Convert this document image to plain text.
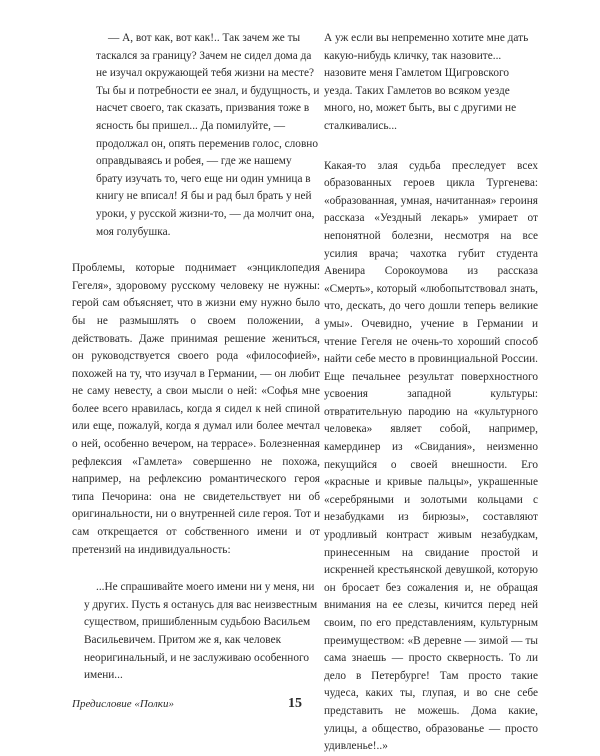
— А, вот как, вот как!.. Так зачем же ты таскался за границу? Зачем не сидел дома да не изучал окружающей тебя жизни на месте? Ты бы и потребности ее знал, и будущность, и насчет своего, так сказать, призвания тоже в ясность бы пришел... Да помилуйте, — продолжал он, опять переменив голос, словно оправдываясь и робея, — где же нашему брату изучать то, чего еще ни один умница в книгу не вписал! Я бы и рад был брать у ней уроки, у русской жизни-то, — да молчит она, моя голубушка.

Проблемы, которые поднимает «энциклопедия Гегеля», здоровому русскому человеку не нужны: герой сам объясняет, что в жизни ему нужно было бы не размышлять о своем положении, а действовать. Даже принимая решение жениться, он руководствуется своего рода «философией», похожей на ту, что изучал в Германии, — он любит не саму невесту, а свои мысли о ней: «Софья мне более всего нравилась, когда я сидел к ней спиной или еще, пожалуй, когда я думал или более мечтал о ней, особенно вечером, на террасе». Болезненная рефлексия «Гамлета» совершенно не похожа, например, на рефлексию романтического героя типа Печорина: она не свидетельствует ни об оригинальности, ни о внутренней силе героя. Тот и сам открещается от собственного имени и от претензий на индивидуальность:

...Не спрашивайте моего имени ни у меня, ни у других. Пусть я останусь для вас неизвестным существом, пришибленным судьбою Васильем Васильевичем. Притом же я, как человек неоригинальный, и не заслуживаю особенного имени...

А уж если вы непременно хотите мне дать какую-нибудь кличку, так назовите... назовите меня Гамлетом Щигровского уезда. Таких Гамлетов во всяком уезде много, но, может быть, вы с другими не сталкивались...

Какая-то злая судьба преследует всех образованных героев цикла Тургенева: «образованная, умная, начитанная» героиня рассказа «Уездный лекарь» умирает от непонятной болезни, несмотря на все усилия врача; чахотка губит студента Авенира Сорокоумова из рассказа «Смерть», который «любопытствовал знать, что, дескать, до чего дошли теперь великие умы». Очевидно, учение в Германии и чтение Гегеля не очень-то хороший способ найти себе место в провинциальной России. Еще печальнее результат поверхностного усвоения западной культуры: отвратительную пародию на «культурного человека» являет собой, например, камердинер из «Свидания», неизменно пекущийся о своей внешности. Его «красные и кривые пальцы», украшенные «серебряными и золотыми кольцами с незабудками из бирюзы», составляют уродливый контраст живым незабудкам, принесенным на свидание простой и искренней крестьянской девушкой, которую он бросает без сожаления и, не обращая внимания на ее слезы, кичится перед ней своим, по его представлениям, культурным преимуществом: «В деревне — зимой — ты сама знаешь — просто скверность. То ли дело в Петербурге! Там просто такие чудеса, каких ты, глупая, и во сне себе представить не можешь. Дома какие, улицы, а общество, образованье — просто удивленье!..»

Предисловие «Полки»	15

========================

■ **EXERCISE TASK**
Note each line of the entries that has "меня" in it, and copy those lines.

■ **RESULT**
...Не спрашивайте моего имени ни у меня, ни у других. Пусть я останусь для вас неизвестным существом, пришибленным судьбою Васильем Васильевичем. Притом же я, как человек неоригинальный, и не заслуживаю особенного имени...
А уж если вы непременно хотите мне дать какую-нибудь кличку, так назовите... назовите меня Гамлетом Щигровского уезда. Таких Гамлетов во всяком уезде много, но, может быть, вы с другими не сталкивались...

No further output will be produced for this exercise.